* Directions for this task
Using the listing below, report all lines holding the word "data".

* Records provided
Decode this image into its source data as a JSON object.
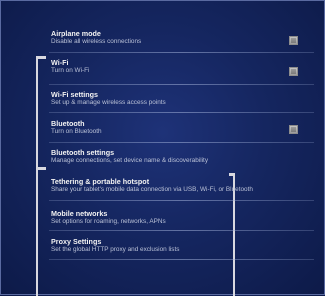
{
  "settings": {
    "items": [
      {
        "title": "Airplane mode",
        "subtitle": "Disable all wireless connections",
        "has_checkbox": true
      },
      {
        "title": "Wi-Fi",
        "subtitle": "Turn on Wi-Fi",
        "has_checkbox": true
      },
      {
        "title": "Wi-Fi settings",
        "subtitle": "Set up & manage wireless access points",
        "has_checkbox": false
      },
      {
        "title": "Bluetooth",
        "subtitle": "Turn on Bluetooth",
        "has_checkbox": true
      },
      {
        "title": "Bluetooth settings",
        "subtitle": "Manage connections, set device name & discoverability",
        "has_checkbox": false
      },
      {
        "title": "Tethering & portable hotspot",
        "subtitle": "Share your tablet's mobile data connection via USB, Wi-Fi, or Bluetooth",
        "has_checkbox": false
      },
      {
        "title": "Mobile networks",
        "subtitle": "Set options for roaming, networks, APNs",
        "has_checkbox": false
      },
      {
        "title": "Proxy Settings",
        "subtitle": "Set the global HTTP proxy and exclusion lists",
        "has_checkbox": false
      }
    ]
  }
}
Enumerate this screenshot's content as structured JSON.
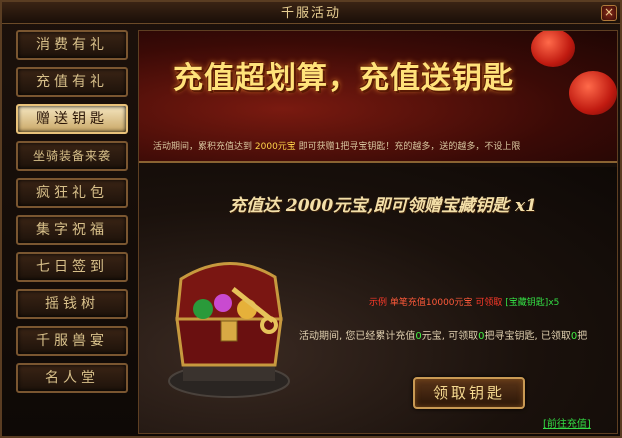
{
  "window": {
    "title": "千服活动",
    "close_glyph": "×"
  },
  "sidebar": {
    "items": [
      {
        "label": "消费有礼"
      },
      {
        "label": "充值有礼"
      },
      {
        "label": "赠送钥匙"
      },
      {
        "label": "坐骑装备来袭"
      },
      {
        "label": "疯狂礼包"
      },
      {
        "label": "集字祝福"
      },
      {
        "label": "七日签到"
      },
      {
        "label": "摇钱树"
      },
      {
        "label": "千服兽宴"
      },
      {
        "label": "名人堂"
      }
    ],
    "active_index": 2
  },
  "banner": {
    "title": "充值超划算，充值送钥匙",
    "desc_prefix": "活动期间，累积充值达到",
    "desc_amount": "2000元宝",
    "desc_suffix": "即可获赠1把寻宝钥匙！充的越多，送的越多，不设上限"
  },
  "content": {
    "headline": "充值达 2000元宝,即可领赠宝藏钥匙 x1",
    "example_label": "示例",
    "example_single": "单笔充值10000元宝",
    "example_claim": "可领取",
    "example_reward": "[宝藏钥匙]x5",
    "status_prefix": "活动期间, 您已经累计充值",
    "status_amount": "0",
    "status_mid1": "元宝, 可领取",
    "status_claimable": "0",
    "status_mid2": "把寻宝钥匙, 已领取",
    "status_claimed": "0",
    "status_suffix": "把",
    "claim_button": "领取钥匙",
    "recharge_link": "[前往充值]"
  },
  "colors": {
    "accent_gold": "#ffe27a",
    "highlight_green": "#33dd44",
    "highlight_red": "#ff3a2a",
    "active_tab_bg": "#f5e6c0"
  },
  "icons": {
    "close": "close-icon",
    "chest": "treasure-chest-icon",
    "lantern": "red-lantern-icon"
  }
}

* Worked answer
Decode this image into its source data as a JSON object.
        "subtitle": "Share your tablet's mobile data connection via USB, Wi-Fi, or Bluetooth",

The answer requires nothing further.